Your task:
Pick out every line of the entries below where "Forecast" occurs, and copy those lines.

Provided information:
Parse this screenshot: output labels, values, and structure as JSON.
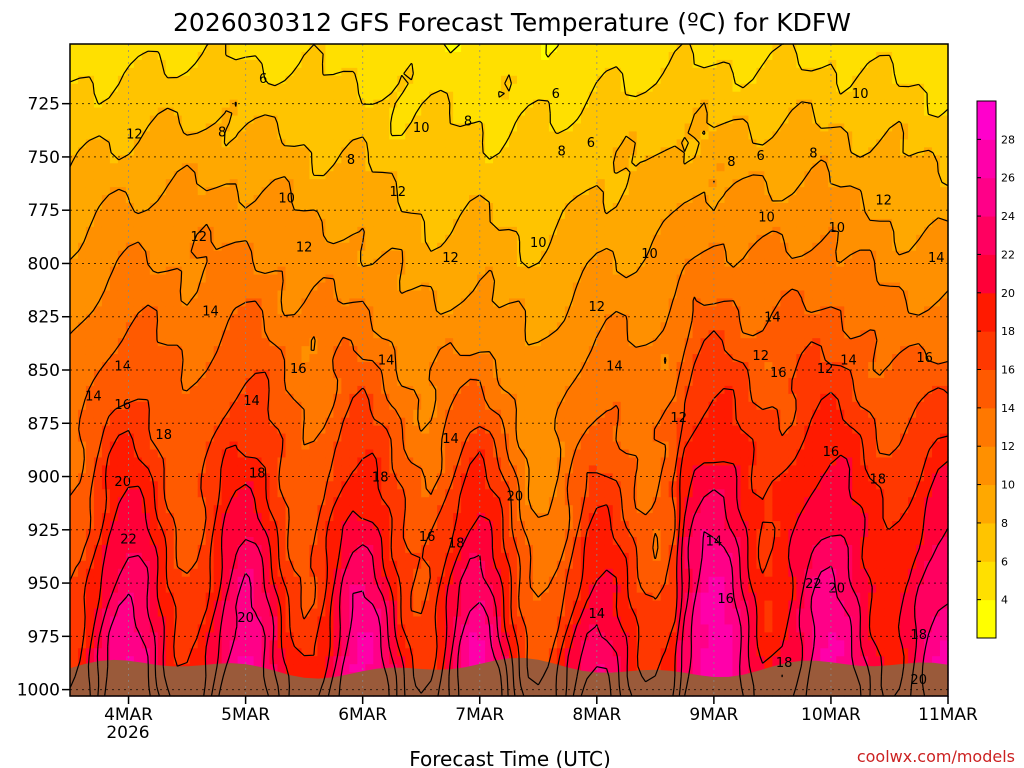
{
  "chart_data": {
    "type": "heatmap",
    "title": "2026030312 GFS Forecast Temperature (ºC) for KDFW",
    "xlabel": "Forecast Time (UTC)",
    "ylabel": "",
    "credit": "coolwx.com/models",
    "credit_color": "#cc2222",
    "y_ticks": [
      "725",
      "750",
      "775",
      "800",
      "825",
      "850",
      "875",
      "900",
      "925",
      "950",
      "975",
      "1000"
    ],
    "y_values": [
      725,
      750,
      775,
      800,
      825,
      850,
      875,
      900,
      925,
      950,
      975,
      1000
    ],
    "ylim": [
      697,
      1003
    ],
    "x_ticks": [
      "4MAR",
      "5MAR",
      "6MAR",
      "7MAR",
      "8MAR",
      "9MAR",
      "10MAR",
      "11MAR"
    ],
    "x_values": [
      0.5,
      1.5,
      2.5,
      3.5,
      4.5,
      5.5,
      6.5,
      7.5
    ],
    "x_subtitle": "2026",
    "xlim": [
      0.0,
      7.5
    ],
    "colorbar": {
      "levels": [
        2,
        4,
        6,
        8,
        10,
        12,
        14,
        16,
        18,
        20,
        22,
        24,
        26,
        28,
        30
      ],
      "labels": [
        "4",
        "6",
        "8",
        "10",
        "12",
        "14",
        "16",
        "18",
        "20",
        "22",
        "24",
        "26",
        "28"
      ],
      "colors": [
        "#ffff00",
        "#ffe000",
        "#ffc400",
        "#ffa800",
        "#ff9000",
        "#ff7800",
        "#ff5a00",
        "#ff3800",
        "#ff1a00",
        "#ff0038",
        "#ff0060",
        "#ff0088",
        "#ff00aa",
        "#ff00cc"
      ]
    },
    "ground_color": "#9a5a3a",
    "grid": true,
    "contour_labels": [
      {
        "t": "6",
        "x": 1.65,
        "p": 713
      },
      {
        "t": "6",
        "x": 4.15,
        "p": 720
      },
      {
        "t": "6",
        "x": 4.45,
        "p": 743
      },
      {
        "t": "6",
        "x": 5.9,
        "p": 749
      },
      {
        "t": "8",
        "x": 1.3,
        "p": 738
      },
      {
        "t": "8",
        "x": 2.4,
        "p": 751
      },
      {
        "t": "8",
        "x": 3.4,
        "p": 733
      },
      {
        "t": "8",
        "x": 4.2,
        "p": 747
      },
      {
        "t": "8",
        "x": 5.65,
        "p": 752
      },
      {
        "t": "8",
        "x": 6.35,
        "p": 748
      },
      {
        "t": "10",
        "x": 1.85,
        "p": 769
      },
      {
        "t": "10",
        "x": 3.0,
        "p": 736
      },
      {
        "t": "10",
        "x": 4.0,
        "p": 790
      },
      {
        "t": "10",
        "x": 4.95,
        "p": 795
      },
      {
        "t": "10",
        "x": 5.95,
        "p": 778
      },
      {
        "t": "10",
        "x": 6.55,
        "p": 783
      },
      {
        "t": "10",
        "x": 6.75,
        "p": 720
      },
      {
        "t": "12",
        "x": 0.55,
        "p": 739
      },
      {
        "t": "12",
        "x": 1.1,
        "p": 787
      },
      {
        "t": "12",
        "x": 2.0,
        "p": 792
      },
      {
        "t": "12",
        "x": 2.8,
        "p": 766
      },
      {
        "t": "12",
        "x": 3.25,
        "p": 797
      },
      {
        "t": "12",
        "x": 4.5,
        "p": 820
      },
      {
        "t": "12",
        "x": 5.2,
        "p": 872
      },
      {
        "t": "12",
        "x": 5.9,
        "p": 843
      },
      {
        "t": "12",
        "x": 6.45,
        "p": 849
      },
      {
        "t": "12",
        "x": 6.95,
        "p": 770
      },
      {
        "t": "14",
        "x": 1.2,
        "p": 822
      },
      {
        "t": "14",
        "x": 0.45,
        "p": 848
      },
      {
        "t": "14",
        "x": 0.2,
        "p": 862
      },
      {
        "t": "14",
        "x": 1.55,
        "p": 864
      },
      {
        "t": "14",
        "x": 2.7,
        "p": 845
      },
      {
        "t": "14",
        "x": 3.25,
        "p": 882
      },
      {
        "t": "14",
        "x": 4.65,
        "p": 848
      },
      {
        "t": "14",
        "x": 5.5,
        "p": 930
      },
      {
        "t": "14",
        "x": 4.5,
        "p": 964
      },
      {
        "t": "14",
        "x": 6.0,
        "p": 825
      },
      {
        "t": "14",
        "x": 6.65,
        "p": 845
      },
      {
        "t": "14",
        "x": 7.4,
        "p": 797
      },
      {
        "t": "16",
        "x": 0.45,
        "p": 866
      },
      {
        "t": "16",
        "x": 1.95,
        "p": 849
      },
      {
        "t": "16",
        "x": 3.05,
        "p": 928
      },
      {
        "t": "16",
        "x": 5.6,
        "p": 957
      },
      {
        "t": "16",
        "x": 6.05,
        "p": 851
      },
      {
        "t": "16",
        "x": 6.5,
        "p": 888
      },
      {
        "t": "16",
        "x": 7.3,
        "p": 844
      },
      {
        "t": "18",
        "x": 0.8,
        "p": 880
      },
      {
        "t": "18",
        "x": 1.6,
        "p": 898
      },
      {
        "t": "18",
        "x": 2.65,
        "p": 900
      },
      {
        "t": "18",
        "x": 3.3,
        "p": 931
      },
      {
        "t": "18",
        "x": 6.1,
        "p": 987
      },
      {
        "t": "18",
        "x": 6.9,
        "p": 901
      },
      {
        "t": "18",
        "x": 7.25,
        "p": 974
      },
      {
        "t": "20",
        "x": 0.45,
        "p": 902
      },
      {
        "t": "20",
        "x": 1.5,
        "p": 966
      },
      {
        "t": "20",
        "x": 3.8,
        "p": 909
      },
      {
        "t": "20",
        "x": 6.55,
        "p": 952
      },
      {
        "t": "20",
        "x": 7.25,
        "p": 995
      },
      {
        "t": "22",
        "x": 0.5,
        "p": 929
      },
      {
        "t": "22",
        "x": 6.35,
        "p": 950
      }
    ]
  }
}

Response below:
    "title": "2026030312 GFS Forecast Temperature (ºC) for KDFW",
    "xlabel": "Forecast Time (UTC)",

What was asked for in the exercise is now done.